[Collection entries]
──────────────────────────────
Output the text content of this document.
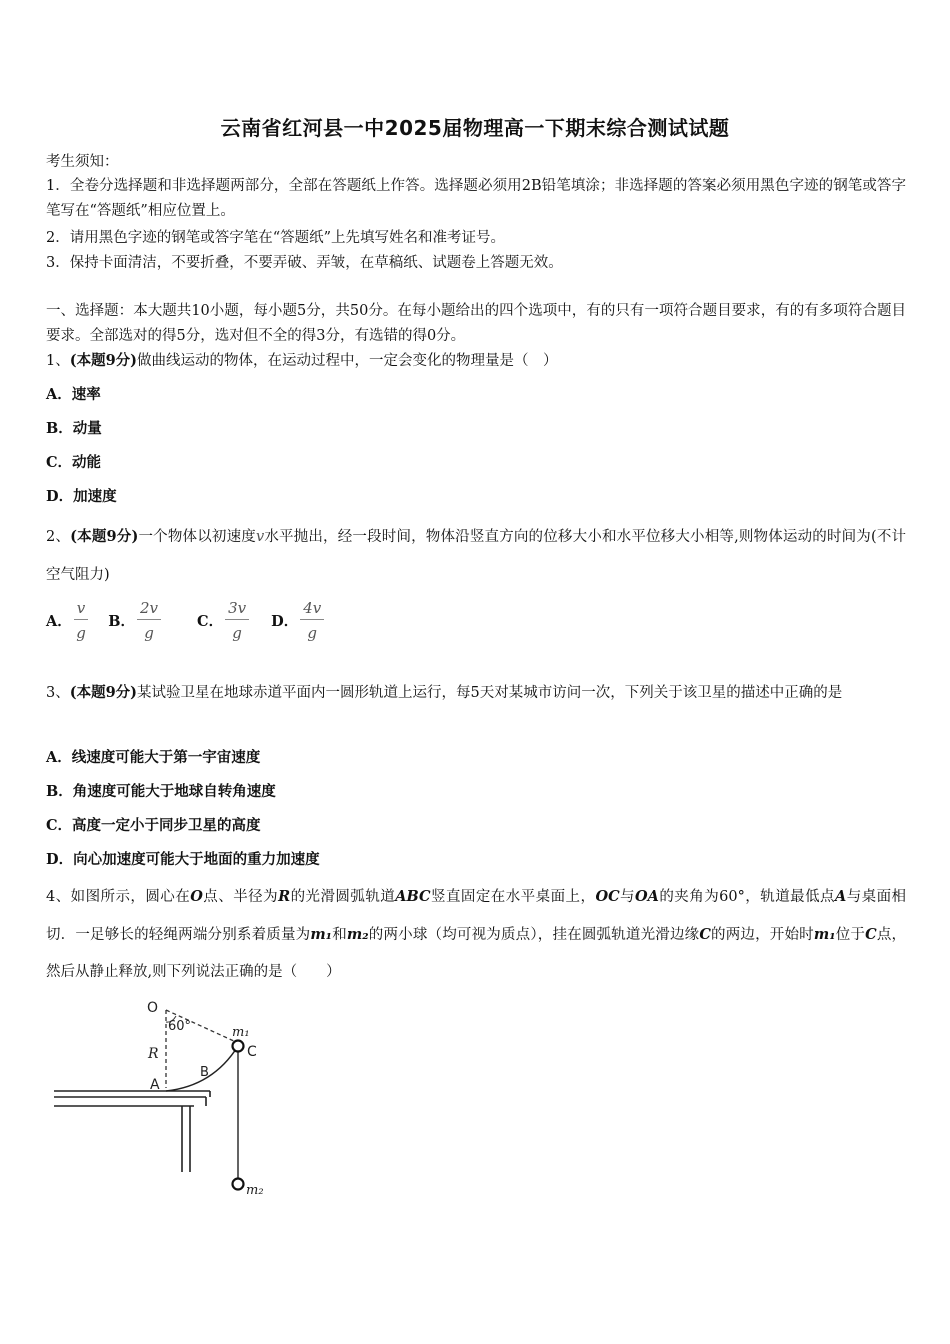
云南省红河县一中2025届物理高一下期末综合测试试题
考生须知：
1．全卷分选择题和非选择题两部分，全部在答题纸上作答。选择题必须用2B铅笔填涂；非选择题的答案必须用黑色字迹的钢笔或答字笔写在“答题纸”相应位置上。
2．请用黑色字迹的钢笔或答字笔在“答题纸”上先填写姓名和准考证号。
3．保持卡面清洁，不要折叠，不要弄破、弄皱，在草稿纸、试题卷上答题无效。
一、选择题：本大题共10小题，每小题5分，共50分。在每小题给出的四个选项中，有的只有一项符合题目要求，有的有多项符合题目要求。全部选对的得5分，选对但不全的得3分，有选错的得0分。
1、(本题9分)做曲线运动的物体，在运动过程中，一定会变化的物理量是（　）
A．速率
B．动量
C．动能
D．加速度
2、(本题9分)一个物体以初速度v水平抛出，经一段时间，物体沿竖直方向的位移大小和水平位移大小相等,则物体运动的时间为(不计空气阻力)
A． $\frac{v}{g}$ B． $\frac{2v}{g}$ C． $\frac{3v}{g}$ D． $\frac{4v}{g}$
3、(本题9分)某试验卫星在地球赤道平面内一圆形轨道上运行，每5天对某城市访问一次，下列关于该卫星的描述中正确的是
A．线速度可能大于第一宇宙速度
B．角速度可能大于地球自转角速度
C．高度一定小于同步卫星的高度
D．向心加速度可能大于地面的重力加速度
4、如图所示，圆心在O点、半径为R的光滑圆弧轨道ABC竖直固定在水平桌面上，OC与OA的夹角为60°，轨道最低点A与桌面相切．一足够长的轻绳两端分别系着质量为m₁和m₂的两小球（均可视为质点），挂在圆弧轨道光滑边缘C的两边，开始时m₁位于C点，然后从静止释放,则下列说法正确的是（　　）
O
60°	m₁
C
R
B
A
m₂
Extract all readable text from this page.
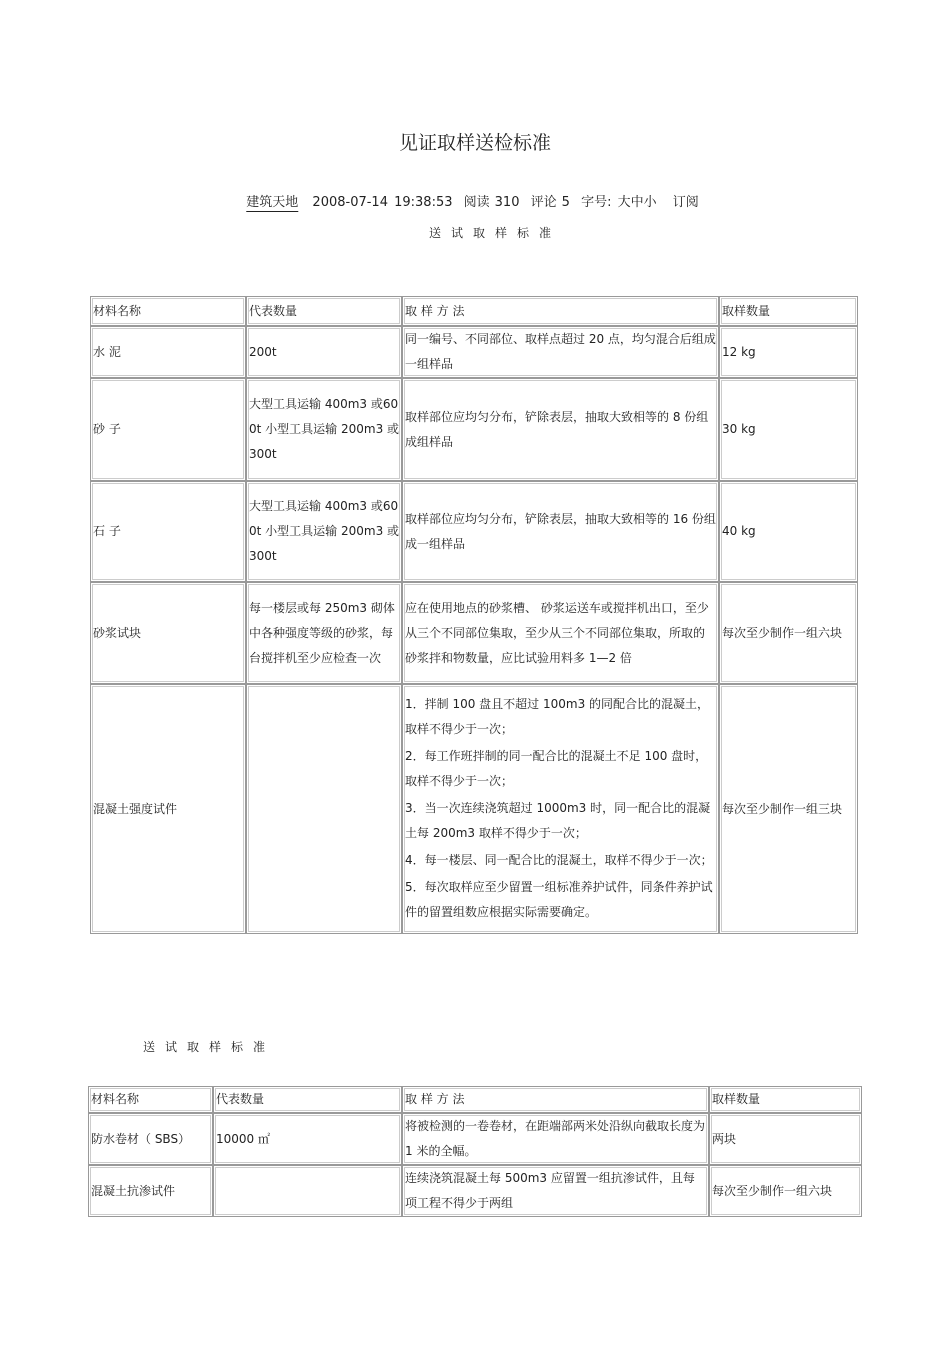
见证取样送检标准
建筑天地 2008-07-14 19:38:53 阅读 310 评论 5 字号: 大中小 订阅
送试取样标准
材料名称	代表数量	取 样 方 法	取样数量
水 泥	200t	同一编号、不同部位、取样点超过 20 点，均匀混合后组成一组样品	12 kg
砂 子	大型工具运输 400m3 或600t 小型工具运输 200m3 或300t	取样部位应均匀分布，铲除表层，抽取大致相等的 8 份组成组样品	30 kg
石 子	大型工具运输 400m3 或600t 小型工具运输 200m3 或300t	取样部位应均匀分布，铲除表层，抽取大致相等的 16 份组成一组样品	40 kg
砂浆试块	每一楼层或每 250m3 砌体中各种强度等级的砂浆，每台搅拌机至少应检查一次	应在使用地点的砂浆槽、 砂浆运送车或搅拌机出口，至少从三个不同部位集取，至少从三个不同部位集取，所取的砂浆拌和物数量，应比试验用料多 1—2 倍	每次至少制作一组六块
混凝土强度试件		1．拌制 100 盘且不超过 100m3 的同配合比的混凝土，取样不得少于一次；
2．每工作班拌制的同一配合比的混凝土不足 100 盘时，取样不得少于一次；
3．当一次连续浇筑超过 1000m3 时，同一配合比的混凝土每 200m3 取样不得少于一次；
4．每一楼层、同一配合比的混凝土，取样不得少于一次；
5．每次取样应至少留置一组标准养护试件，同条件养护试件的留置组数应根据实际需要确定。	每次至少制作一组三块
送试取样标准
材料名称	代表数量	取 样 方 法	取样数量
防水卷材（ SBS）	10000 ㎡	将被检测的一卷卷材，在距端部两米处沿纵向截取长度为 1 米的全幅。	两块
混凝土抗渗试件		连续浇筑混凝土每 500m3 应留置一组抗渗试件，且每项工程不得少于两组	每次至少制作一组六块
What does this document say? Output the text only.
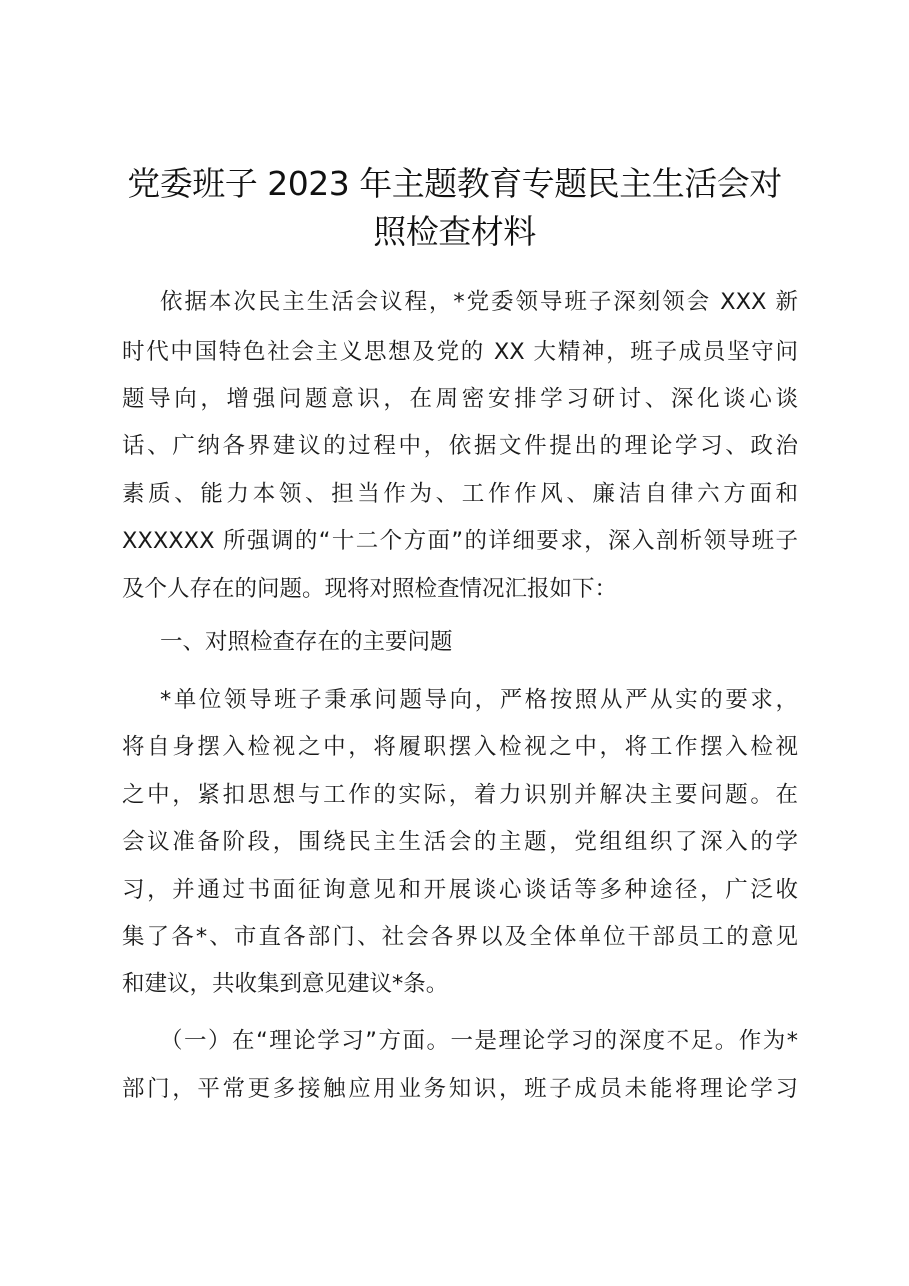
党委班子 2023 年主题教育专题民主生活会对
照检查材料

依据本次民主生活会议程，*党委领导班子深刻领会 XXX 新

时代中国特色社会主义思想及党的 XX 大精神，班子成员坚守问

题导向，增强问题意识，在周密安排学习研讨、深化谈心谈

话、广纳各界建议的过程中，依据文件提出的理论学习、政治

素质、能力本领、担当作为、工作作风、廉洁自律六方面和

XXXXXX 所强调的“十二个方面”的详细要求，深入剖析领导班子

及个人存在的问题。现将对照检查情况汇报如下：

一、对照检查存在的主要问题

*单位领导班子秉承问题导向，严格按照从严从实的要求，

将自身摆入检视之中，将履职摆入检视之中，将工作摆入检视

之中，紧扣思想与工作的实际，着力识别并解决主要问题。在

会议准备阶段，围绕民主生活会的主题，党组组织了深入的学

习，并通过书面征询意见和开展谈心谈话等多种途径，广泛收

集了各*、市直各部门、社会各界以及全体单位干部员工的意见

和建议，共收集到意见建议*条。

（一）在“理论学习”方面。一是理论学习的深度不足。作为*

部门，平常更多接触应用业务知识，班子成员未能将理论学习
──────────────────────────────
What is being asked: Report the number of lines containing the string "this" and add nothing to it.

Answer in full: 3